-- BEGIN RECORDS FOR THE TASK --

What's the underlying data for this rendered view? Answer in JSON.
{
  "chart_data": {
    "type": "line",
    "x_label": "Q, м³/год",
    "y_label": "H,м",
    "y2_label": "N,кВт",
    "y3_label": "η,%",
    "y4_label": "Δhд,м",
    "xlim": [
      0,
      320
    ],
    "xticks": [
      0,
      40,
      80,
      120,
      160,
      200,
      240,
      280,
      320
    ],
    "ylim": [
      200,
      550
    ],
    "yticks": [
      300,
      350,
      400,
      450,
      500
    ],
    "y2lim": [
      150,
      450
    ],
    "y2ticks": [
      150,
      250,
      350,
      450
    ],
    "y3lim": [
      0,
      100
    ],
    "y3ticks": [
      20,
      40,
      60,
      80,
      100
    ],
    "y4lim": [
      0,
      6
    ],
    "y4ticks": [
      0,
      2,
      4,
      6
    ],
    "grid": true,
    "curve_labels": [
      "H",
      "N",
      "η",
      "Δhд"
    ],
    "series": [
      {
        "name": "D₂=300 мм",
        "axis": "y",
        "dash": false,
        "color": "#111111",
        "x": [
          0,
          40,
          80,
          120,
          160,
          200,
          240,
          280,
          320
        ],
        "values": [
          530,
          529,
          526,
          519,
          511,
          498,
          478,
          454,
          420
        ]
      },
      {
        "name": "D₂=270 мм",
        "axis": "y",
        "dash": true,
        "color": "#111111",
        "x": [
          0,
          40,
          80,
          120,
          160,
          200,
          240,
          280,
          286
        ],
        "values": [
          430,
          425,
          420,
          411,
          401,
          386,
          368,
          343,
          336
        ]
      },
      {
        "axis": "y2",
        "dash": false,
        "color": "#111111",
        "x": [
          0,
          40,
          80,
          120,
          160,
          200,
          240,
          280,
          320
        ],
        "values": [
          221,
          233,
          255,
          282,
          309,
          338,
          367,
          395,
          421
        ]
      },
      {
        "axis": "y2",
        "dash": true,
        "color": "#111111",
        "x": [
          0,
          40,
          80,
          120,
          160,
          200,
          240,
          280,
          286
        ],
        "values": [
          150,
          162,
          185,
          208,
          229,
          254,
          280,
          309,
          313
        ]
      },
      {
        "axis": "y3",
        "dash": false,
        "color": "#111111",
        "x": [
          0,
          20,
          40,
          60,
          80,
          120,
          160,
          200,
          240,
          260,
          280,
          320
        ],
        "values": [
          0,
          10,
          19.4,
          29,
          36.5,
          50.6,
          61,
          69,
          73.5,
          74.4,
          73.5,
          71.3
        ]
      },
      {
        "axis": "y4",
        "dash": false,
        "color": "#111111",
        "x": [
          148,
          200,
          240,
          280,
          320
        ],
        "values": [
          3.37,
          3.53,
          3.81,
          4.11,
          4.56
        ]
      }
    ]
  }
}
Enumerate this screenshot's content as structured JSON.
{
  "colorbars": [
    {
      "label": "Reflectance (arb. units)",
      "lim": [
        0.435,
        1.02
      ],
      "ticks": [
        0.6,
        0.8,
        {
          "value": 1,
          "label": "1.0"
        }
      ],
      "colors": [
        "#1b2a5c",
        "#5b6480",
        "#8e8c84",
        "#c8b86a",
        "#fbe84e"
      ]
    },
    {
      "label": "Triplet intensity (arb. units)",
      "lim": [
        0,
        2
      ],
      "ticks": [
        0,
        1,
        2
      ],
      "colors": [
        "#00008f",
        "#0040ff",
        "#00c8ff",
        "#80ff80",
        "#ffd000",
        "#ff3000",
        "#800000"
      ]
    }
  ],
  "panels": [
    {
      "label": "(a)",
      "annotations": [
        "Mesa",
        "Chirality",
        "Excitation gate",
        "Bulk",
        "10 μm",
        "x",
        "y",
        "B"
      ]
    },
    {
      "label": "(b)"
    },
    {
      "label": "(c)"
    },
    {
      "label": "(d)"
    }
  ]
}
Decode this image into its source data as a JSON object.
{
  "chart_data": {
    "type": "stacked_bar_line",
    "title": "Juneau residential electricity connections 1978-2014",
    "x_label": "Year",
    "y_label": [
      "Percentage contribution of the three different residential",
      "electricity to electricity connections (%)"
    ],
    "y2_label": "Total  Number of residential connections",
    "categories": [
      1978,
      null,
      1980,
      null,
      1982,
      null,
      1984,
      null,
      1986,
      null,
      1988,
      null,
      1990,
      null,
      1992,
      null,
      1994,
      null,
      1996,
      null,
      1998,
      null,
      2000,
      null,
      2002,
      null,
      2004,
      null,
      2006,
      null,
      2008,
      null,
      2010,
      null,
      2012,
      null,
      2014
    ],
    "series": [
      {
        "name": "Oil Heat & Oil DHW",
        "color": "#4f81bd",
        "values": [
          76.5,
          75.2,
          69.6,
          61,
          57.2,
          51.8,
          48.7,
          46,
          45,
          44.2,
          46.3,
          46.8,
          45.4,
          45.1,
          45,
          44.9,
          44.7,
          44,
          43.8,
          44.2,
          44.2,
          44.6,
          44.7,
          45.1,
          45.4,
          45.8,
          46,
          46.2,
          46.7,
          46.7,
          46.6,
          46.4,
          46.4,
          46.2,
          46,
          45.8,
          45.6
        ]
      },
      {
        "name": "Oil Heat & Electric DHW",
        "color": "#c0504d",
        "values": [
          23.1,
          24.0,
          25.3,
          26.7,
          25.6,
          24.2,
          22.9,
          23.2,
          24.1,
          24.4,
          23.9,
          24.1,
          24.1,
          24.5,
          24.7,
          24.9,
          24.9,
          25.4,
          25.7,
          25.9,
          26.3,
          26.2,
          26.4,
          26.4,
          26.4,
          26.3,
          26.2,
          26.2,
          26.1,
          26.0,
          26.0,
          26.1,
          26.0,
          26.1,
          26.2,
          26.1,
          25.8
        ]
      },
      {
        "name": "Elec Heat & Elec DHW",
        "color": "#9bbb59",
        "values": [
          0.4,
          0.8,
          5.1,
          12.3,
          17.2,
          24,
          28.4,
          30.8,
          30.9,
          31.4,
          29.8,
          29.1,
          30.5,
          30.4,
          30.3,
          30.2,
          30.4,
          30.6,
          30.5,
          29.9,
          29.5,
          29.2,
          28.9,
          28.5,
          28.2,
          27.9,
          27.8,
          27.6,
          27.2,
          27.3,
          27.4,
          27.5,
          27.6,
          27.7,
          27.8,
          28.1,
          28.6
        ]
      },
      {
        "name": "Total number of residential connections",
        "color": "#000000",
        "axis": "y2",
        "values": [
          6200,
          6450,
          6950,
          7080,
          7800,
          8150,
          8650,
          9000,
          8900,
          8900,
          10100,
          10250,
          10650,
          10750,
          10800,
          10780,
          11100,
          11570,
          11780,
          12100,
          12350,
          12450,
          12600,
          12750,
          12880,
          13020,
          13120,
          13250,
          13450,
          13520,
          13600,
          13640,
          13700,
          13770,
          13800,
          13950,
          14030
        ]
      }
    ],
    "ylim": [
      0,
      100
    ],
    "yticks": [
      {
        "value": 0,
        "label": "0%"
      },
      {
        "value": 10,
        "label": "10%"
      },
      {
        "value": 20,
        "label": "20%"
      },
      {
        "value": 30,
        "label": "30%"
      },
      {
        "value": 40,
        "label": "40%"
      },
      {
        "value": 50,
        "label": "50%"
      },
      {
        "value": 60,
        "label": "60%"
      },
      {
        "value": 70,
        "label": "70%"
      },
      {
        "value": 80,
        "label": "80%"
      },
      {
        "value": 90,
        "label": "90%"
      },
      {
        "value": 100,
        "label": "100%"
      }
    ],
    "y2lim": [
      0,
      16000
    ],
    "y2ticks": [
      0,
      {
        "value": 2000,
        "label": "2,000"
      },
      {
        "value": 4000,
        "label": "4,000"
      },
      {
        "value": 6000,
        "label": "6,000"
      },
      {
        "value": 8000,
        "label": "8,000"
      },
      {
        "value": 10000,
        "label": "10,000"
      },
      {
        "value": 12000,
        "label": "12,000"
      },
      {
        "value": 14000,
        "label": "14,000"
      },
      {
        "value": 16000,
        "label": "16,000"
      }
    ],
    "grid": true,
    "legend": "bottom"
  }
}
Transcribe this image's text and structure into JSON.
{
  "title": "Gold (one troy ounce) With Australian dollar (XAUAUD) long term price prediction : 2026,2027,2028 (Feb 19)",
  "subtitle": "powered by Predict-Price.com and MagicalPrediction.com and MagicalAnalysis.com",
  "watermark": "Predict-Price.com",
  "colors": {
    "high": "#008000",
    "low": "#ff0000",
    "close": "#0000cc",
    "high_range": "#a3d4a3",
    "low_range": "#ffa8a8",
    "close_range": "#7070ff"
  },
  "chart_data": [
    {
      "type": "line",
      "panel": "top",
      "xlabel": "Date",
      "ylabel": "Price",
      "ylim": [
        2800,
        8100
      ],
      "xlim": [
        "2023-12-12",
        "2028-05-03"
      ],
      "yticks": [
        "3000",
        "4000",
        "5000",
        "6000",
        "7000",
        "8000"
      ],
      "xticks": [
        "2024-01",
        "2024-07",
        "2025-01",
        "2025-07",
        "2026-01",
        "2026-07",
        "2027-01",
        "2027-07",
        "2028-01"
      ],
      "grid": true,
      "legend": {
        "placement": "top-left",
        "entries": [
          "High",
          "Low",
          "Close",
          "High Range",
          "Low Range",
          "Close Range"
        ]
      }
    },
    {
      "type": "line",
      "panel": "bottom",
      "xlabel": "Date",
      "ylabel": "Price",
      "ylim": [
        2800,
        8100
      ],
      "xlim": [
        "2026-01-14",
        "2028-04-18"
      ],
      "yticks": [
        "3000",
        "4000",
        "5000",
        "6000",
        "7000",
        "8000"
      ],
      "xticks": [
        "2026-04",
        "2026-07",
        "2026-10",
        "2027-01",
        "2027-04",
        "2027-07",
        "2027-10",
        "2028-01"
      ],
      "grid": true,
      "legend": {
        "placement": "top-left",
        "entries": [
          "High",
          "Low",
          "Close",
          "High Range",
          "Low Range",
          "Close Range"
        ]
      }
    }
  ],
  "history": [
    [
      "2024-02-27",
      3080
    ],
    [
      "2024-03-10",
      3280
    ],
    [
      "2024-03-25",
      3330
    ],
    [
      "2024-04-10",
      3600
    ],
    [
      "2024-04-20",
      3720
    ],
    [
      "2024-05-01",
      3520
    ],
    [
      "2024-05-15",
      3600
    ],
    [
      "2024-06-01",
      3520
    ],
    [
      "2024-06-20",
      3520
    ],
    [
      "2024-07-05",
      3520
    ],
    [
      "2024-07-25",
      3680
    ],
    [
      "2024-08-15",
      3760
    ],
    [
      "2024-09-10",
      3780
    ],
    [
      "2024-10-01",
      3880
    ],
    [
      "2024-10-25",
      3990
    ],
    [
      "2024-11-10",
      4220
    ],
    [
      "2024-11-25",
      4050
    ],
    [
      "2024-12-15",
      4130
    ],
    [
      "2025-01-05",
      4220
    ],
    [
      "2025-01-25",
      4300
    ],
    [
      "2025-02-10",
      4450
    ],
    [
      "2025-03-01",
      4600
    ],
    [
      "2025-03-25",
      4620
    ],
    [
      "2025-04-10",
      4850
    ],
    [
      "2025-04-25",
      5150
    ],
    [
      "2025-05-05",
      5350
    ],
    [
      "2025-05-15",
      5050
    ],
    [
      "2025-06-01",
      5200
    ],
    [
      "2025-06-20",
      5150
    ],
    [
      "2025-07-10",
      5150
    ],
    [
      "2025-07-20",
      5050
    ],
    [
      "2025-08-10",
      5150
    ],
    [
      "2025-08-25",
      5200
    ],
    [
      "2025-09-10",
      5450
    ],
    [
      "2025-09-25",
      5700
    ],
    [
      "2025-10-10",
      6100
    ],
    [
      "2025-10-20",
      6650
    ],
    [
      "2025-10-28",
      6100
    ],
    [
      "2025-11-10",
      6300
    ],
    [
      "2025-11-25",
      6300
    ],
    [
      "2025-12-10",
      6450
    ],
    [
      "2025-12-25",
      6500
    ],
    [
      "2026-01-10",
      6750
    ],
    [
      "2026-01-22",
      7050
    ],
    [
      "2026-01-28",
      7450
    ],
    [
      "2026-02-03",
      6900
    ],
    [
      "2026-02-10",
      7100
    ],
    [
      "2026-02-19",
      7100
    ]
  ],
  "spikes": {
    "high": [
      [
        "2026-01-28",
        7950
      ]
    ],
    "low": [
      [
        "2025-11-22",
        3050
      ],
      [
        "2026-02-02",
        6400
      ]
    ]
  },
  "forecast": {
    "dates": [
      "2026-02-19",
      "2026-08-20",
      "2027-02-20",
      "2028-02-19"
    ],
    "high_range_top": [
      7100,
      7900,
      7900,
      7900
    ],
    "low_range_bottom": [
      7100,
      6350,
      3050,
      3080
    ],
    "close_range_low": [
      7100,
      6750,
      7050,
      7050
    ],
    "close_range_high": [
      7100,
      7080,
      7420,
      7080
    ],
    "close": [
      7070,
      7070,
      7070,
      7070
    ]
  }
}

-- END RECORDS FOR THE TASK --

[WORK REQUIRED] List the lines of the material in which the word "image" occurs.

[SOLVED PROBLEM]
Decode this image into its source data as a JSON object.
Transcribe this image's text and structure into JSON.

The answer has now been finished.